- [What is needed]:
Pick every line with "paralimbic" from the material below.

________________

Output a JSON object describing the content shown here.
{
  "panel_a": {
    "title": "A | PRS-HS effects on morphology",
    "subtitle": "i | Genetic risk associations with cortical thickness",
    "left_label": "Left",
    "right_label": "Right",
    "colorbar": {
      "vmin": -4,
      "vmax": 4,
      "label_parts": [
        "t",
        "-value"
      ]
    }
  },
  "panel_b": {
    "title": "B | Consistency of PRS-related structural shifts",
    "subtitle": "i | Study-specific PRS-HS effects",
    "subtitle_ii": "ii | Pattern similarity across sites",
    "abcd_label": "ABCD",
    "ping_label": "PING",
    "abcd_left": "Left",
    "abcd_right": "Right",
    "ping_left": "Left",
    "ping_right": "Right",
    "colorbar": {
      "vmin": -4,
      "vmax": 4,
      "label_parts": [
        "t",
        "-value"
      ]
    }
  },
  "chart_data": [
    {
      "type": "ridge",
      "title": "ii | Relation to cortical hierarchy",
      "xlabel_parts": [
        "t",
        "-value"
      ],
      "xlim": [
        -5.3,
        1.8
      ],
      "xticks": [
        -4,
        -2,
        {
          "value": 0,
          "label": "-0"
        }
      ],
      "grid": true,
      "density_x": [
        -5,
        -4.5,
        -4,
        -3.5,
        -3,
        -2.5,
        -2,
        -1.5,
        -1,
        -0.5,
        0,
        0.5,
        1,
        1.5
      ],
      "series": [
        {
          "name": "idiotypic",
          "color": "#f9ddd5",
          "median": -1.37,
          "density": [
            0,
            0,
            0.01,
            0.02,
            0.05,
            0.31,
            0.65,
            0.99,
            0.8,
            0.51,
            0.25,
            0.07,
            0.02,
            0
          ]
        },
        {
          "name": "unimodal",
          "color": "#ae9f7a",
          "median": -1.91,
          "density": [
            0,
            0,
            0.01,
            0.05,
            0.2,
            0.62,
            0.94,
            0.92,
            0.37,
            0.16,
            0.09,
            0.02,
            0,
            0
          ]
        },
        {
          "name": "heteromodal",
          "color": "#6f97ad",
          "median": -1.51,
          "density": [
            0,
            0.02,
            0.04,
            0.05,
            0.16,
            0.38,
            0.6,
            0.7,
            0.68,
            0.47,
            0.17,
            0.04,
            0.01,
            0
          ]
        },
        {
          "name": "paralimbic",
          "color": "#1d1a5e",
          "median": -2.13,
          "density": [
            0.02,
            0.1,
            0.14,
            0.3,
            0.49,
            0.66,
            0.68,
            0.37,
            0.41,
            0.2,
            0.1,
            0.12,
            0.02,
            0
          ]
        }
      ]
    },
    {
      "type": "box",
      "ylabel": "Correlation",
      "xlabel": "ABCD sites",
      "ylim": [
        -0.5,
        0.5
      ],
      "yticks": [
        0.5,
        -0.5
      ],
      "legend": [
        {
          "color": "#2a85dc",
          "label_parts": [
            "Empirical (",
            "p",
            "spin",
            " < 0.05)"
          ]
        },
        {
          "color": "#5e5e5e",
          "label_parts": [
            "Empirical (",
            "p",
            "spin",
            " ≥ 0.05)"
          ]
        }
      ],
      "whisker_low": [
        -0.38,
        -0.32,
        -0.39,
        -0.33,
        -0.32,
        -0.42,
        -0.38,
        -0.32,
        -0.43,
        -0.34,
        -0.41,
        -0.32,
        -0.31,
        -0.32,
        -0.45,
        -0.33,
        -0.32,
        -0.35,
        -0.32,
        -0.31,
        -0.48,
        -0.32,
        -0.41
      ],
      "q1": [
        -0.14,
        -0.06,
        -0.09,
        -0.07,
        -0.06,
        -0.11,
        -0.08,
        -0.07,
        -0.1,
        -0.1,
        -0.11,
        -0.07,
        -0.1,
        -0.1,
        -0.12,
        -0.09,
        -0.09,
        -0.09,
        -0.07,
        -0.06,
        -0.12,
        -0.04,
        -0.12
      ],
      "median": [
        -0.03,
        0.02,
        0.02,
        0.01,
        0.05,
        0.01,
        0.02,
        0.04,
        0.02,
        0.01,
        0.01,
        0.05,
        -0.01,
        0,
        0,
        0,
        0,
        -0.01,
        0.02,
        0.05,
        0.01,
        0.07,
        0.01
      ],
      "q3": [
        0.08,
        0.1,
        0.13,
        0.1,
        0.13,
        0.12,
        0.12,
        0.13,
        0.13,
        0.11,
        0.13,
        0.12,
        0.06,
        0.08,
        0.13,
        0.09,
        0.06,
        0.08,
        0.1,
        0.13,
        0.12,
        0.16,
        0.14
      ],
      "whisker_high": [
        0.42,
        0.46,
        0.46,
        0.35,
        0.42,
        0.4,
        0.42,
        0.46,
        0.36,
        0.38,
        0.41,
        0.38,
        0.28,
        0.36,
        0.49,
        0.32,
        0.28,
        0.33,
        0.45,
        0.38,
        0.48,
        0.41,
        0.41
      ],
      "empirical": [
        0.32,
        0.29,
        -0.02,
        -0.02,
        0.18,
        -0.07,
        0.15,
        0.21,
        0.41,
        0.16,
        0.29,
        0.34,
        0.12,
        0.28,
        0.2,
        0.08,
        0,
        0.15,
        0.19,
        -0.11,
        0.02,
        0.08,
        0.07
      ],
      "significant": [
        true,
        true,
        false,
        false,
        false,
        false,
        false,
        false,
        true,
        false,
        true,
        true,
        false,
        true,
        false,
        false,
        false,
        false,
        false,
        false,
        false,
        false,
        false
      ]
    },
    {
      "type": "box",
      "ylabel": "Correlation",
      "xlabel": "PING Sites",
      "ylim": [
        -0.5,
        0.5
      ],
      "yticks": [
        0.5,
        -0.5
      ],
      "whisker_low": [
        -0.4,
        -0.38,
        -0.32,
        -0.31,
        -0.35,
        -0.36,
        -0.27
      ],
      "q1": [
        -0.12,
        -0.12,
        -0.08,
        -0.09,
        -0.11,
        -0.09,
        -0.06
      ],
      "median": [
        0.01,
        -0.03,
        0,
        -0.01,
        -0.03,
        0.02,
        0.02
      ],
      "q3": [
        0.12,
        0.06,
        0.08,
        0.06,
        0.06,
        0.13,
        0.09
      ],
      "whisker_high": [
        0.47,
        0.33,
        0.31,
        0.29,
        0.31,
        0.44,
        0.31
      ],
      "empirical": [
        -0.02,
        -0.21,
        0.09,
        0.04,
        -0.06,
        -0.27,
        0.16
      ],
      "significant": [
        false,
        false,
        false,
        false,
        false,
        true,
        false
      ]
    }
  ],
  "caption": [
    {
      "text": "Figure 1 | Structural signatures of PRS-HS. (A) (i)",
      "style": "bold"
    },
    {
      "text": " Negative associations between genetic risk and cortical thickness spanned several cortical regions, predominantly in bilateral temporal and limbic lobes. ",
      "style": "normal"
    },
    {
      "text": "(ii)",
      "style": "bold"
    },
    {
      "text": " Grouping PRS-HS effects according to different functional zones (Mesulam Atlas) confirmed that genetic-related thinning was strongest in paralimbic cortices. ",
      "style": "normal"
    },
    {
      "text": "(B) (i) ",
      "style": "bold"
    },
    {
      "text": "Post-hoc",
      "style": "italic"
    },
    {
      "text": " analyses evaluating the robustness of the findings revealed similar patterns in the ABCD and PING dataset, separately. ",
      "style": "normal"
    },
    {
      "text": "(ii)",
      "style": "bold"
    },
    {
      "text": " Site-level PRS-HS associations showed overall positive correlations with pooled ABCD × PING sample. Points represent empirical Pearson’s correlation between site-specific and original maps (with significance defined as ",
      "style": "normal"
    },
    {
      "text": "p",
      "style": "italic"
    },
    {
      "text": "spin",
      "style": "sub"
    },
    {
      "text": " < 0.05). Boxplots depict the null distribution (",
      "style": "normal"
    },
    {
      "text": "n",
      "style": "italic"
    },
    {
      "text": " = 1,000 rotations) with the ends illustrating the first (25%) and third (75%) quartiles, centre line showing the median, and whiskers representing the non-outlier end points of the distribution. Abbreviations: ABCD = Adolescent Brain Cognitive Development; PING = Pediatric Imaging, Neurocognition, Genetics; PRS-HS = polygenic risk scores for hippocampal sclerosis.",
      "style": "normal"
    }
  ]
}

________________

- [Exercise response]:
          "name": "paralimbic",
      "text": " Grouping PRS-HS effects according to different functional zones (Mesulam Atlas) confirmed that genetic-related thinning was strongest in paralimbic cortices. ",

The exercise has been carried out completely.